STATED EXERCISE: Only the number is wanted: tally the lines below that contain the word "bastante".

GIVEN ENTRIES:
__________________________________________________

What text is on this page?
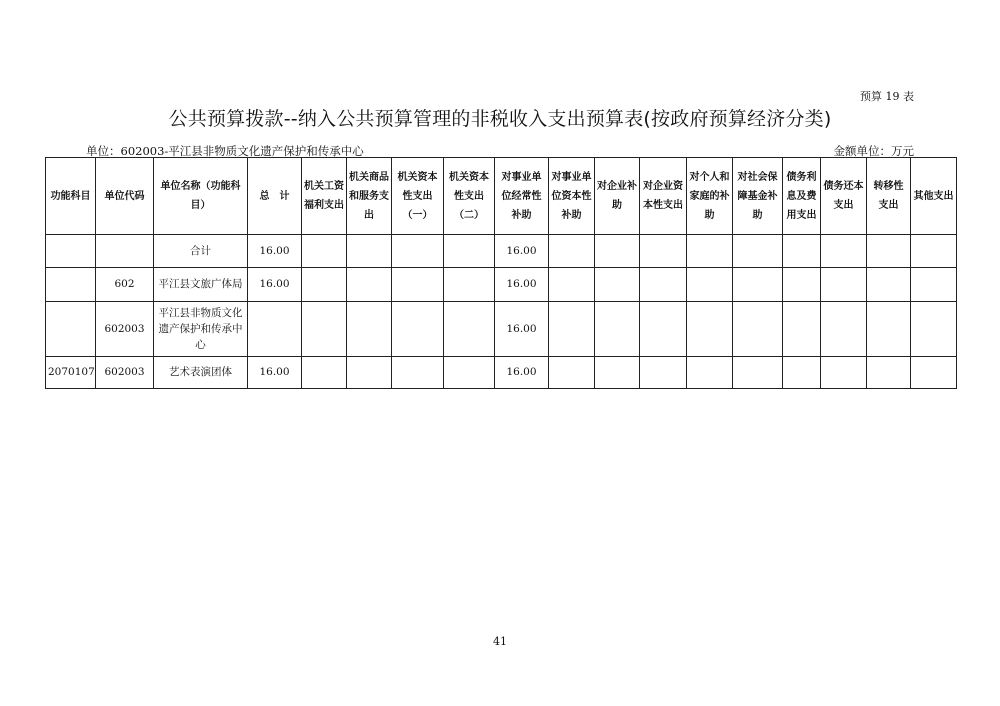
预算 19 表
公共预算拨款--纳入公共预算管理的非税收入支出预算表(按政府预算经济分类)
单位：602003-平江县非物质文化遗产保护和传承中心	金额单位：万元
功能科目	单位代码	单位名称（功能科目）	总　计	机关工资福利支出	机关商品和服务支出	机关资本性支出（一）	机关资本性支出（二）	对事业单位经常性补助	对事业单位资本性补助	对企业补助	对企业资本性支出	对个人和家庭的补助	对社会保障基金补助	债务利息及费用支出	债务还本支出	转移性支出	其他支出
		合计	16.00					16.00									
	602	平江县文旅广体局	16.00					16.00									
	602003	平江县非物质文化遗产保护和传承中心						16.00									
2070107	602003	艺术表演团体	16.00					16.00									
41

__________________________________________________

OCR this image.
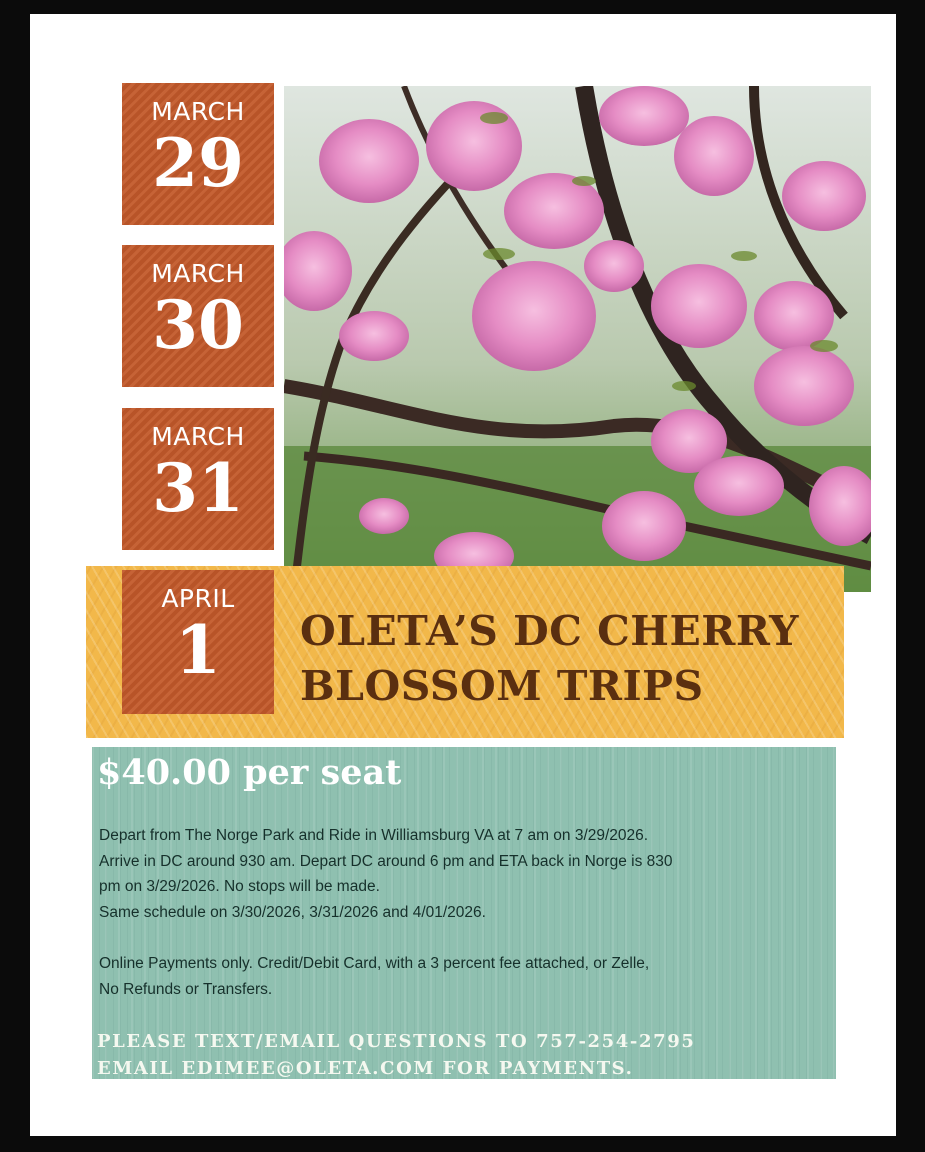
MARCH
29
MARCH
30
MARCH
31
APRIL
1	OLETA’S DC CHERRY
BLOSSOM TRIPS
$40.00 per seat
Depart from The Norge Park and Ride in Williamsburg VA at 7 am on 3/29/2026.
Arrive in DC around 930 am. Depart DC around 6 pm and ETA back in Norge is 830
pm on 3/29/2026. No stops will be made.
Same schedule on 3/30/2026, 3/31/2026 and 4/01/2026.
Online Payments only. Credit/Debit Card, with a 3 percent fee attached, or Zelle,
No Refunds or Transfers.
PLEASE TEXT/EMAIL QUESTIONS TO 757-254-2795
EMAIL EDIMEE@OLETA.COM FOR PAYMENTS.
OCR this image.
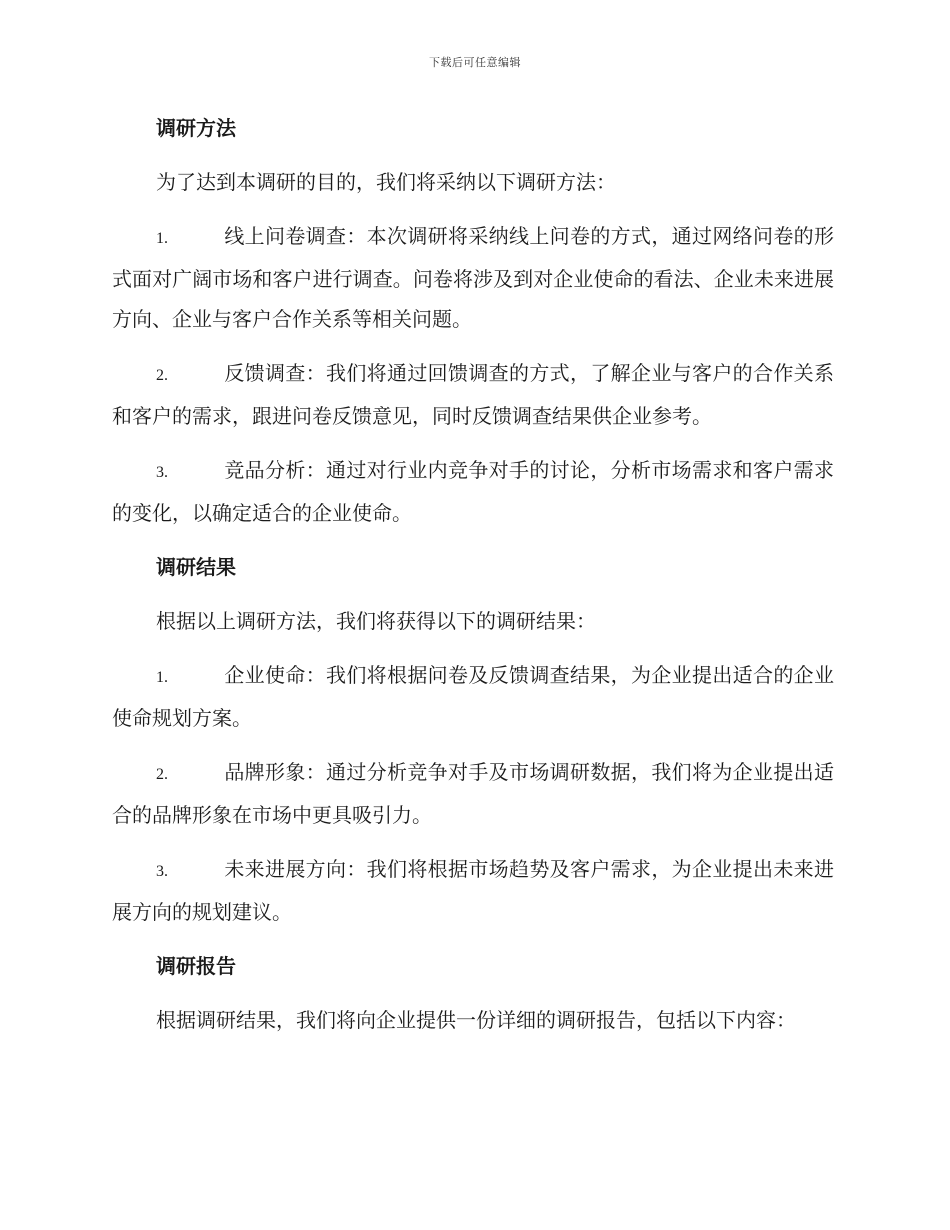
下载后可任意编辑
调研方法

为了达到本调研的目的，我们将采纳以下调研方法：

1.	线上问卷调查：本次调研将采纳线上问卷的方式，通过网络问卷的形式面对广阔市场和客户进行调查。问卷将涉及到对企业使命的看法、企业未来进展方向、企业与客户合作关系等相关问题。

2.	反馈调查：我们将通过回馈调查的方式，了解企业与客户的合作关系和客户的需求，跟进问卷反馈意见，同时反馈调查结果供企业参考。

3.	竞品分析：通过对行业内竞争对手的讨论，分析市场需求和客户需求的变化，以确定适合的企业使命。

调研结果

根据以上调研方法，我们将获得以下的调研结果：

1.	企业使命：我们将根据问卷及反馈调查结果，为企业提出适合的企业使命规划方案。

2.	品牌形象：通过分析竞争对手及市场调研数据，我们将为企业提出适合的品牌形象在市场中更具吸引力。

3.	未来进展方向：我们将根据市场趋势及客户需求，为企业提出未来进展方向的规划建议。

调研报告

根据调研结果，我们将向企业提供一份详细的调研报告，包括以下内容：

__________________________________________________

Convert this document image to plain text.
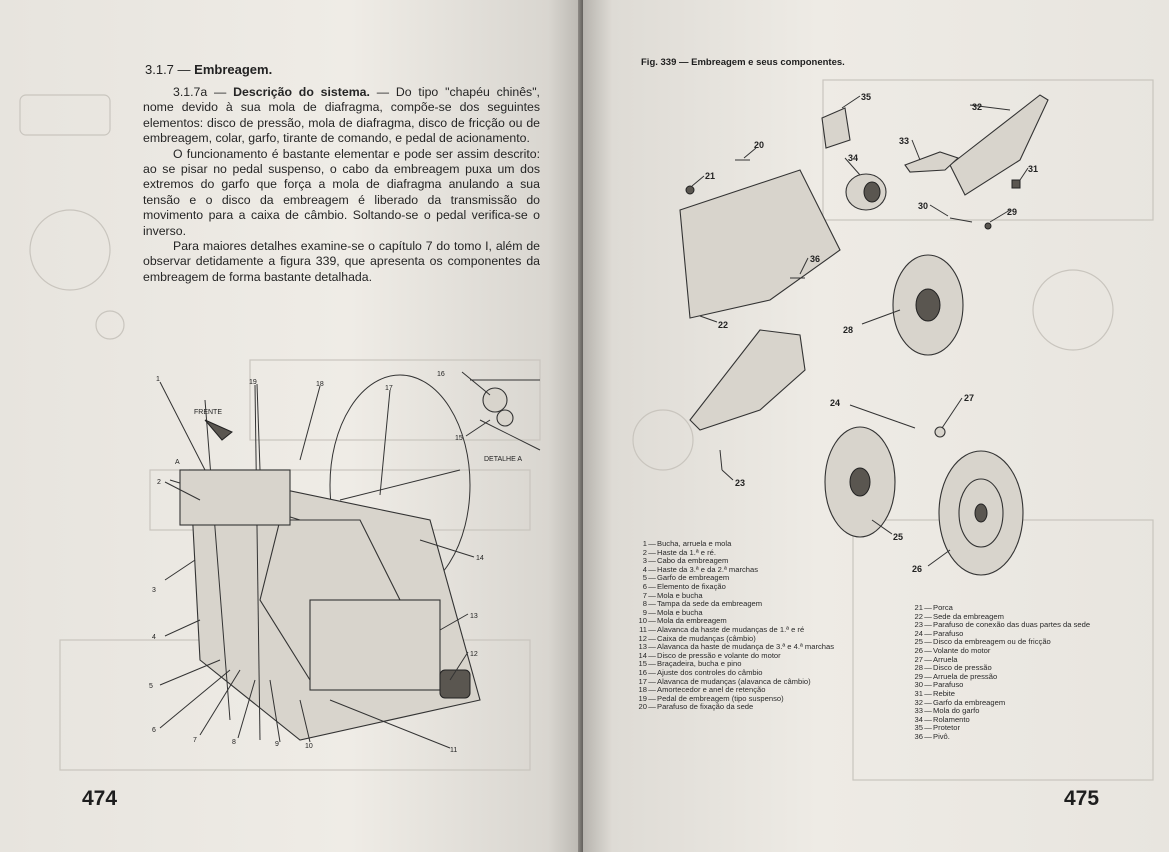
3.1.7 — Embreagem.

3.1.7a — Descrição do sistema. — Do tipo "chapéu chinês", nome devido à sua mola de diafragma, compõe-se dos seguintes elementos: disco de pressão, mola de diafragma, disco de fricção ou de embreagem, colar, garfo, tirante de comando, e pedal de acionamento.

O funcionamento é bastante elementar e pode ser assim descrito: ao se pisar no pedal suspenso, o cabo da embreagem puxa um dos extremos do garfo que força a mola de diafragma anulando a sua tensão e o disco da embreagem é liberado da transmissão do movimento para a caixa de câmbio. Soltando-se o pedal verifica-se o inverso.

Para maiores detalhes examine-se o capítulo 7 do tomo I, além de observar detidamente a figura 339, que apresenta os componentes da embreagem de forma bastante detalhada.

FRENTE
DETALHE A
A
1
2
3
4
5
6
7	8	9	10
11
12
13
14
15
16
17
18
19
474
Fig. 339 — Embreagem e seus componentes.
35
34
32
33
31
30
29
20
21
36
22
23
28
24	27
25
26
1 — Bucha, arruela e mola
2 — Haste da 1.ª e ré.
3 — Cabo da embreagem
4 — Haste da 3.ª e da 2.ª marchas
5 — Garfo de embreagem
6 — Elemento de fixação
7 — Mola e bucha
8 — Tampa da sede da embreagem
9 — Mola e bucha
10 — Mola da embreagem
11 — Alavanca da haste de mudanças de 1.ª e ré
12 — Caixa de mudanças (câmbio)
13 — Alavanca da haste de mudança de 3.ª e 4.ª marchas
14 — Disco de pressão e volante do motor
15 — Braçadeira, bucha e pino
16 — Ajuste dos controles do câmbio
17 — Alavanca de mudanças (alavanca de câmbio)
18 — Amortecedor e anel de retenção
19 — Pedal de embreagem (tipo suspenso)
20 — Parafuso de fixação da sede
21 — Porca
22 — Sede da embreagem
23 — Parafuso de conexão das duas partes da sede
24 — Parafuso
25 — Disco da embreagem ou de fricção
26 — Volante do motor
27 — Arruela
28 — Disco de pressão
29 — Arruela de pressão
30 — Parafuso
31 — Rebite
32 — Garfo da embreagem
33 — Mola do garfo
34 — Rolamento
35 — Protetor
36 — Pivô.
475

__________________________________________________

EXERCISE RESULT: 2